--- START OF Task data ---

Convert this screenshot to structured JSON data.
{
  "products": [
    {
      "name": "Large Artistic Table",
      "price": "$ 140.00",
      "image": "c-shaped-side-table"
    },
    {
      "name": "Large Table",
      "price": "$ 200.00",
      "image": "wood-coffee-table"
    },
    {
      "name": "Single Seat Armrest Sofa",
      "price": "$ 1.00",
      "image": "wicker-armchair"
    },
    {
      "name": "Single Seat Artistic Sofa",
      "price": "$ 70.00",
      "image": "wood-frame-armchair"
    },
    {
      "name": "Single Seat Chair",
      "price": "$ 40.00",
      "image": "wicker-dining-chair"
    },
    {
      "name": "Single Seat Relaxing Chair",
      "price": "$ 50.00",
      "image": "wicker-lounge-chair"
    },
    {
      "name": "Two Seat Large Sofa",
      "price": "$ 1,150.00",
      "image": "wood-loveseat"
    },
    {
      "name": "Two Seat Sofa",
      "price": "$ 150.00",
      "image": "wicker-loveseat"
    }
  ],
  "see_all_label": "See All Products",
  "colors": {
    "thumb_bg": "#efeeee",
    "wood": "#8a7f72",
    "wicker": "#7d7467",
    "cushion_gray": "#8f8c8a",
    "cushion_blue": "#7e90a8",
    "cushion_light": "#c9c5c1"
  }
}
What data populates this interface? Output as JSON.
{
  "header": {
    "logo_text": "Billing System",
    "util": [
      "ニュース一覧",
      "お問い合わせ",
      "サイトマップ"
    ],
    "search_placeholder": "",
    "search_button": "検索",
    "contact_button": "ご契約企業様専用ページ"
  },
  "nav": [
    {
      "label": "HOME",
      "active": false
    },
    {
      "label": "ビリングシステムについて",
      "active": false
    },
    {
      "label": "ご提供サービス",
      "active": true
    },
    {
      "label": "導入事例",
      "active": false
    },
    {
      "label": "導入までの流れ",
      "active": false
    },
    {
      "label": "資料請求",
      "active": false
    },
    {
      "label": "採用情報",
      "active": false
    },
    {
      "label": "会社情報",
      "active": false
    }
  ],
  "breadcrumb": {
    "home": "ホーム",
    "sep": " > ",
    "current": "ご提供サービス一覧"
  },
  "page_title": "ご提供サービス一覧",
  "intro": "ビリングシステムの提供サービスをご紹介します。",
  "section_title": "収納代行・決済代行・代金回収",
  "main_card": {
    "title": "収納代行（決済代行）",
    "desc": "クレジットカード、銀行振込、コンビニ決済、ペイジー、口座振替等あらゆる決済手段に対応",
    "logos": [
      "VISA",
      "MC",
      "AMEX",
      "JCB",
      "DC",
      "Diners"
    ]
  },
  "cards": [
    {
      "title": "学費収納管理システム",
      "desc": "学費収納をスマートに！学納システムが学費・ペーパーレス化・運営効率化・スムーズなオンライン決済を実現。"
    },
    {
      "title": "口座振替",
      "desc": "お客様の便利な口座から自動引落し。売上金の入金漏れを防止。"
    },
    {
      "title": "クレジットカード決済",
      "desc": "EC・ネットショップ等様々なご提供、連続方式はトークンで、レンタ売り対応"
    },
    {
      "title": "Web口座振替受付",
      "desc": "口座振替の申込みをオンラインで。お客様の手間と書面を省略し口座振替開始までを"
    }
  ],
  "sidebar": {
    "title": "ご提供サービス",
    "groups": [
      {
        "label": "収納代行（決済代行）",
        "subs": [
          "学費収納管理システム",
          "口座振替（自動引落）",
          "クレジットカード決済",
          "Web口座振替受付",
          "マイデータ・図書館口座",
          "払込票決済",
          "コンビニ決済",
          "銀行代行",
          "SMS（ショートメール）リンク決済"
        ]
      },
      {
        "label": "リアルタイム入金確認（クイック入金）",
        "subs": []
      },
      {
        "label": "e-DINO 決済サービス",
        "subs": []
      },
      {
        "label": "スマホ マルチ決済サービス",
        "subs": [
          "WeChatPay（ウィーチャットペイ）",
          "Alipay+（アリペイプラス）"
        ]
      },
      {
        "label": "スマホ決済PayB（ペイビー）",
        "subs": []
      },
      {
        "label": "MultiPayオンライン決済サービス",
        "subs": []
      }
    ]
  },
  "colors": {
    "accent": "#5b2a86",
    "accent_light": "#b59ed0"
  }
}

--- END OF Task data ---

The problem: Repeat the data precisely, reproducing every entry.

Reply to the task:
Convert this screenshot to structured JSON data.
{
  "products": [
    {
      "name": "Large Artistic Table",
      "price": "$ 140.00",
      "image": "c-shaped-side-table"
    },
    {
      "name": "Large Table",
      "price": "$ 200.00",
      "image": "wood-coffee-table"
    },
    {
      "name": "Single Seat Armrest Sofa",
      "price": "$ 1.00",
      "image": "wicker-armchair"
    },
    {
      "name": "Single Seat Artistic Sofa",
      "price": "$ 70.00",
      "image": "wood-frame-armchair"
    },
    {
      "name": "Single Seat Chair",
      "price": "$ 40.00",
      "image": "wicker-dining-chair"
    },
    {
      "name": "Single Seat Relaxing Chair",
      "price": "$ 50.00",
      "image": "wicker-lounge-chair"
    },
    {
      "name": "Two Seat Large Sofa",
      "price": "$ 1,150.00",
      "image": "wood-loveseat"
    },
    {
      "name": "Two Seat Sofa",
      "price": "$ 150.00",
      "image": "wicker-loveseat"
    }
  ],
  "see_all_label": "See All Products",
  "colors": {
    "thumb_bg": "#efeeee",
    "wood": "#8a7f72",
    "wicker": "#7d7467",
    "cushion_gray": "#8f8c8a",
    "cushion_blue": "#7e90a8",
    "cushion_light": "#c9c5c1"
  }
}
What data populates this interface? Output as JSON.
{
  "header": {
    "logo_text": "Billing System",
    "util": [
      "ニュース一覧",
      "お問い合わせ",
      "サイトマップ"
    ],
    "search_placeholder": "",
    "search_button": "検索",
    "contact_button": "ご契約企業様専用ページ"
  },
  "nav": [
    {
      "label": "HOME",
      "active": false
    },
    {
      "label": "ビリングシステムについて",
      "active": false
    },
    {
      "label": "ご提供サービス",
      "active": true
    },
    {
      "label": "導入事例",
      "active": false
    },
    {
      "label": "導入までの流れ",
      "active": false
    },
    {
      "label": "資料請求",
      "active": false
    },
    {
      "label": "採用情報",
      "active": false
    },
    {
      "label": "会社情報",
      "active": false
    }
  ],
  "breadcrumb": {
    "home": "ホーム",
    "sep": " > ",
    "current": "ご提供サービス一覧"
  },
  "page_title": "ご提供サービス一覧",
  "intro": "ビリングシステムの提供サービスをご紹介します。",
  "section_title": "収納代行・決済代行・代金回収",
  "main_card": {
    "title": "収納代行（決済代行）",
    "desc": "クレジットカード、銀行振込、コンビニ決済、ペイジー、口座振替等あらゆる決済手段に対応",
    "logos": [
      "VISA",
      "MC",
      "AMEX",
      "JCB",
      "DC",
      "Diners"
    ]
  },
  "cards": [
    {
      "title": "学費収納管理システム",
      "desc": "学費収納をスマートに！学納システムが学費・ペーパーレス化・運営効率化・スムーズなオンライン決済を実現。"
    },
    {
      "title": "口座振替",
      "desc": "お客様の便利な口座から自動引落し。売上金の入金漏れを防止。"
    },
    {
      "title": "クレジットカード決済",
      "desc": "EC・ネットショップ等様々なご提供、連続方式はトークンで、レンタ売り対応"
    },
    {
      "title": "Web口座振替受付",
      "desc": "口座振替の申込みをオンラインで。お客様の手間と書面を省略し口座振替開始までを"
    }
  ],
  "sidebar": {
    "title": "ご提供サービス",
    "groups": [
      {
        "label": "収納代行（決済代行）",
        "subs": [
          "学費収納管理システム",
          "口座振替（自動引落）",
          "クレジットカード決済",
          "Web口座振替受付",
          "マイデータ・図書館口座",
          "払込票決済",
          "コンビニ決済",
          "銀行代行",
          "SMS（ショートメール）リンク決済"
        ]
      },
      {
        "label": "リアルタイム入金確認（クイック入金）",
        "subs": []
      },
      {
        "label": "e-DINO 決済サービス",
        "subs": []
      },
      {
        "label": "スマホ マルチ決済サービス",
        "subs": [
          "WeChatPay（ウィーチャットペイ）",
          "Alipay+（アリペイプラス）"
        ]
      },
      {
        "label": "スマホ決済PayB（ペイビー）",
        "subs": []
      },
      {
        "label": "MultiPayオンライン決済サービス",
        "subs": []
      }
    ]
  },
  "colors": {
    "accent": "#5b2a86",
    "accent_light": "#b59ed0"
  }
}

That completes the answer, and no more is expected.